::: Information supplied

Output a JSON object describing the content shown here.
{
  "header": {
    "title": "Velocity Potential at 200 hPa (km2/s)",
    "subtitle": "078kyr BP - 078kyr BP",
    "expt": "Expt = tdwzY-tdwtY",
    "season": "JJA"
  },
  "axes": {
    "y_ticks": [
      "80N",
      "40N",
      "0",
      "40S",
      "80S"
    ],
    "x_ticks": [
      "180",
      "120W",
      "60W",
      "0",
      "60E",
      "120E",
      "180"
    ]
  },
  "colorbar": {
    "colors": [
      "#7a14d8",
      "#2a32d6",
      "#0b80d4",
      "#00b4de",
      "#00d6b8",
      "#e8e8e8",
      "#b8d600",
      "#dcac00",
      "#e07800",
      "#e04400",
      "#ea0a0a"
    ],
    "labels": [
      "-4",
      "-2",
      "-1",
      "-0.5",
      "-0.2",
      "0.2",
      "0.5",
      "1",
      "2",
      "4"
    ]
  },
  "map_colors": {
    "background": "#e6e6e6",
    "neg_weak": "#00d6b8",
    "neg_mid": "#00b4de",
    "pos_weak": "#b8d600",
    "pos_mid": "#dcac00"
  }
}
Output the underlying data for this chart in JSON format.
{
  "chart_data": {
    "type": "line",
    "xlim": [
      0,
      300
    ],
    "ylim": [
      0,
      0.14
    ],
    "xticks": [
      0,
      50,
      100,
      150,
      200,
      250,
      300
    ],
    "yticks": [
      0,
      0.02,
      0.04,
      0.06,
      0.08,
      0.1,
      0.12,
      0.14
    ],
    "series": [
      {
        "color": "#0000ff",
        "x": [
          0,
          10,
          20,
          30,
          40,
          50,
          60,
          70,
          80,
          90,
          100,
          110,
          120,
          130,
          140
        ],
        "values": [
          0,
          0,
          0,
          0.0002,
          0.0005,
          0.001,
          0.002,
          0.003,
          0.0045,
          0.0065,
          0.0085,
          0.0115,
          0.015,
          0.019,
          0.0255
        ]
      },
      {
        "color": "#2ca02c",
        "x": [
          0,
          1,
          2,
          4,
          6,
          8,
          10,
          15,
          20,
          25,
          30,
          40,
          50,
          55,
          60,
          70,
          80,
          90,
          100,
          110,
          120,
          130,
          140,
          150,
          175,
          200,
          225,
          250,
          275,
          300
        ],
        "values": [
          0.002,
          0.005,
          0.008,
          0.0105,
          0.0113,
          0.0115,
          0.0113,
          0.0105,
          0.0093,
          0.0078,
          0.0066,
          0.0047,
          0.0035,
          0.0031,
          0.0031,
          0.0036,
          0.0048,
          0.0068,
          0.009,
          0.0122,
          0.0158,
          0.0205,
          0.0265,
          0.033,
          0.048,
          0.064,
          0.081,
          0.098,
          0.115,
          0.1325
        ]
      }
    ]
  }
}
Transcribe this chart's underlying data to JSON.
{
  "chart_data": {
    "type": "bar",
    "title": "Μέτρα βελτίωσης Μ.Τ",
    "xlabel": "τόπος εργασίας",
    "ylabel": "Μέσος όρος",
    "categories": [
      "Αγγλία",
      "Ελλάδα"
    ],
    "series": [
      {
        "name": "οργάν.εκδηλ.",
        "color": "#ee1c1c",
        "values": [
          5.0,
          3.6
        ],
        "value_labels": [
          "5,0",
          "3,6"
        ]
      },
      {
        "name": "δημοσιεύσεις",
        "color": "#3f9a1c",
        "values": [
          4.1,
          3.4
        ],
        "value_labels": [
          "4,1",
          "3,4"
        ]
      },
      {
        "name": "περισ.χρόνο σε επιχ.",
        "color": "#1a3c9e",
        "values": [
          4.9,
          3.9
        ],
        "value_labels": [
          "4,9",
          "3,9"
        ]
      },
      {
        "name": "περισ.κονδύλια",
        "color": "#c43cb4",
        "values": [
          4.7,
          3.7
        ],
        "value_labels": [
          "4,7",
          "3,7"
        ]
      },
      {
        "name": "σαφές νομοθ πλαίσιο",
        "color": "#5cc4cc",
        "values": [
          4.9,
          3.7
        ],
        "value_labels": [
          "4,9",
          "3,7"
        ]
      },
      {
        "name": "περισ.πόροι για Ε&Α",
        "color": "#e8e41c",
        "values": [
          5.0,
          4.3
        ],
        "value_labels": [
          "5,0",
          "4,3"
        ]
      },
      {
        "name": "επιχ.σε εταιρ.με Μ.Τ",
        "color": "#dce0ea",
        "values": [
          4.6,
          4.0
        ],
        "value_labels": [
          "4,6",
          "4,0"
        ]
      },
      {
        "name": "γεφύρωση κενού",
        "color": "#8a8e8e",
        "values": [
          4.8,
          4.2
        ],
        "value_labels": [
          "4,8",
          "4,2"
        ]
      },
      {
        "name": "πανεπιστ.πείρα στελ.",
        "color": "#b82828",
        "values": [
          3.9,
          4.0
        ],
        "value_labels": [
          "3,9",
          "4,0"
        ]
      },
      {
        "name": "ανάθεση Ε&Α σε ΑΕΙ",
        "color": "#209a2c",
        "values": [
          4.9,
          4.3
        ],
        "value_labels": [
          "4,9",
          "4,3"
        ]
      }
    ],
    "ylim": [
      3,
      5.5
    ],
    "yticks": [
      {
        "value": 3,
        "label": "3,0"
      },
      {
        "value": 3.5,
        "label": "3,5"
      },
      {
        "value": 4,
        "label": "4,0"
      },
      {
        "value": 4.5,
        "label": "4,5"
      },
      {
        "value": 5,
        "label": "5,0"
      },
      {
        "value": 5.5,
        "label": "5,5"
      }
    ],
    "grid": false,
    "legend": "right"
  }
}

::::::

▶ Your objective
Find the lines above that contain the word "name" and collect them.

▶ Output of the exercise
        "name": "οργάν.εκδηλ.",
        "name": "δημοσιεύσεις",
        "name": "περισ.χρόνο σε επιχ.",
        "name": "περισ.κονδύλια",
        "name": "σαφές νομοθ πλαίσιο",
        "name": "περισ.πόροι για Ε&Α",
        "name": "επιχ.σε εταιρ.με Μ.Τ",
        "name": "γεφύρωση κενού",
        "name": "πανεπιστ.πείρα στελ.",
        "name": "ανάθεση Ε&Α σε ΑΕΙ",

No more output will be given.